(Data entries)
+++
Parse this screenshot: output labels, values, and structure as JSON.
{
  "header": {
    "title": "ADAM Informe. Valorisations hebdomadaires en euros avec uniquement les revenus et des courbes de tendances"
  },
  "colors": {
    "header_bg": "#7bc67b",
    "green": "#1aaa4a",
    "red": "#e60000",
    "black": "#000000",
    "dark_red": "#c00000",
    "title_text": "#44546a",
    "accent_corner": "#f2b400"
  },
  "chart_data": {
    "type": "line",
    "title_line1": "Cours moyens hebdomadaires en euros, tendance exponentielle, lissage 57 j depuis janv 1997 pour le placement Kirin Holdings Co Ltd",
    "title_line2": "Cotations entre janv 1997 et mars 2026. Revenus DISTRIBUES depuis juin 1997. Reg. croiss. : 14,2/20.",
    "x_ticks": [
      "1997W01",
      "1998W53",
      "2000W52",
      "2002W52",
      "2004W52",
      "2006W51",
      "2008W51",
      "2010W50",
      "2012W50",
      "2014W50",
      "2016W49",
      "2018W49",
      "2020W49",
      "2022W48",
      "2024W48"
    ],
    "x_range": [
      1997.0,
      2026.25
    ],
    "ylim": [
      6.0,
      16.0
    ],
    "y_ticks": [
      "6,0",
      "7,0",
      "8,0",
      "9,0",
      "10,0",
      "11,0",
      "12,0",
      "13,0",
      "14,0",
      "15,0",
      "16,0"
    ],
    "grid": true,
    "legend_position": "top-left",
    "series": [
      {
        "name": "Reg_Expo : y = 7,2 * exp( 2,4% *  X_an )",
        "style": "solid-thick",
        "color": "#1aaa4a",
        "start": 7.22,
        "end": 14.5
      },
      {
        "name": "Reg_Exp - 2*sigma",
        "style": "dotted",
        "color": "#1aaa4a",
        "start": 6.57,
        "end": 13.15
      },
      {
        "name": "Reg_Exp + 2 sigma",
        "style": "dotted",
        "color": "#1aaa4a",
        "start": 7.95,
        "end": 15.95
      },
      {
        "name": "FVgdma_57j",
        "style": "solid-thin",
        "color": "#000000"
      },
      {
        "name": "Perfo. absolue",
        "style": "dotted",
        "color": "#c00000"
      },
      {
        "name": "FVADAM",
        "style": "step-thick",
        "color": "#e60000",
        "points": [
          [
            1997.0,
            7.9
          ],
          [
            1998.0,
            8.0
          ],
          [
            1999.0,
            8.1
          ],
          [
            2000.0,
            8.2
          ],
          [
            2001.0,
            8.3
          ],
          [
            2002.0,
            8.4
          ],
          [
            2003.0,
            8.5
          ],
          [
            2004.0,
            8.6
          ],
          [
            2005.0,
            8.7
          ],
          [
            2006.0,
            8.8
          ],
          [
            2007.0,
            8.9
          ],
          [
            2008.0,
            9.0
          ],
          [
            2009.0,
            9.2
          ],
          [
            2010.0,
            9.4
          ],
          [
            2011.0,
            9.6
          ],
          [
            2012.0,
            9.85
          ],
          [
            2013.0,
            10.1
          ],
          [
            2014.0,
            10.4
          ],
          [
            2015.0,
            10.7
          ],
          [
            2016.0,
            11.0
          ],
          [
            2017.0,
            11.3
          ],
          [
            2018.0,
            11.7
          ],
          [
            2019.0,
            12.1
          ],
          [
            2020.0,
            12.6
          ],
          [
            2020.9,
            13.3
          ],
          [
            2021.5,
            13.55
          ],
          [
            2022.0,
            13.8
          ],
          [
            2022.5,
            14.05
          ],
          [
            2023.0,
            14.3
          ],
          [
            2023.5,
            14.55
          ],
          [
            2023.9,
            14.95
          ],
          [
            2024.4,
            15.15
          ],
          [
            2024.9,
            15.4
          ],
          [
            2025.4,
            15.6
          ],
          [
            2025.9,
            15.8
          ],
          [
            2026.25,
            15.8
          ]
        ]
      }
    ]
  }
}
+++
Written request: Write out the complete set of records exactly as given.

Correct answer:
Parse this screenshot: output labels, values, and structure as JSON.
{
  "header": {
    "title": "ADAM Informe. Valorisations hebdomadaires en euros avec uniquement les revenus et des courbes de tendances"
  },
  "colors": {
    "header_bg": "#7bc67b",
    "green": "#1aaa4a",
    "red": "#e60000",
    "black": "#000000",
    "dark_red": "#c00000",
    "title_text": "#44546a",
    "accent_corner": "#f2b400"
  },
  "chart_data": {
    "type": "line",
    "title_line1": "Cours moyens hebdomadaires en euros, tendance exponentielle, lissage 57 j depuis janv 1997 pour le placement Kirin Holdings Co Ltd",
    "title_line2": "Cotations entre janv 1997 et mars 2026. Revenus DISTRIBUES depuis juin 1997. Reg. croiss. : 14,2/20.",
    "x_ticks": [
      "1997W01",
      "1998W53",
      "2000W52",
      "2002W52",
      "2004W52",
      "2006W51",
      "2008W51",
      "2010W50",
      "2012W50",
      "2014W50",
      "2016W49",
      "2018W49",
      "2020W49",
      "2022W48",
      "2024W48"
    ],
    "x_range": [
      1997.0,
      2026.25
    ],
    "ylim": [
      6.0,
      16.0
    ],
    "y_ticks": [
      "6,0",
      "7,0",
      "8,0",
      "9,0",
      "10,0",
      "11,0",
      "12,0",
      "13,0",
      "14,0",
      "15,0",
      "16,0"
    ],
    "grid": true,
    "legend_position": "top-left",
    "series": [
      {
        "name": "Reg_Expo : y = 7,2 * exp( 2,4% *  X_an )",
        "style": "solid-thick",
        "color": "#1aaa4a",
        "start": 7.22,
        "end": 14.5
      },
      {
        "name": "Reg_Exp - 2*sigma",
        "style": "dotted",
        "color": "#1aaa4a",
        "start": 6.57,
        "end": 13.15
      },
      {
        "name": "Reg_Exp + 2 sigma",
        "style": "dotted",
        "color": "#1aaa4a",
        "start": 7.95,
        "end": 15.95
      },
      {
        "name": "FVgdma_57j",
        "style": "solid-thin",
        "color": "#000000"
      },
      {
        "name": "Perfo. absolue",
        "style": "dotted",
        "color": "#c00000"
      },
      {
        "name": "FVADAM",
        "style": "step-thick",
        "color": "#e60000",
        "points": [
          [
            1997.0,
            7.9
          ],
          [
            1998.0,
            8.0
          ],
          [
            1999.0,
            8.1
          ],
          [
            2000.0,
            8.2
          ],
          [
            2001.0,
            8.3
          ],
          [
            2002.0,
            8.4
          ],
          [
            2003.0,
            8.5
          ],
          [
            2004.0,
            8.6
          ],
          [
            2005.0,
            8.7
          ],
          [
            2006.0,
            8.8
          ],
          [
            2007.0,
            8.9
          ],
          [
            2008.0,
            9.0
          ],
          [
            2009.0,
            9.2
          ],
          [
            2010.0,
            9.4
          ],
          [
            2011.0,
            9.6
          ],
          [
            2012.0,
            9.85
          ],
          [
            2013.0,
            10.1
          ],
          [
            2014.0,
            10.4
          ],
          [
            2015.0,
            10.7
          ],
          [
            2016.0,
            11.0
          ],
          [
            2017.0,
            11.3
          ],
          [
            2018.0,
            11.7
          ],
          [
            2019.0,
            12.1
          ],
          [
            2020.0,
            12.6
          ],
          [
            2020.9,
            13.3
          ],
          [
            2021.5,
            13.55
          ],
          [
            2022.0,
            13.8
          ],
          [
            2022.5,
            14.05
          ],
          [
            2023.0,
            14.3
          ],
          [
            2023.5,
            14.55
          ],
          [
            2023.9,
            14.95
          ],
          [
            2024.4,
            15.15
          ],
          [
            2024.9,
            15.4
          ],
          [
            2025.4,
            15.6
          ],
          [
            2025.9,
            15.8
          ],
          [
            2026.25,
            15.8
          ]
        ]
      }
    ]
  }
}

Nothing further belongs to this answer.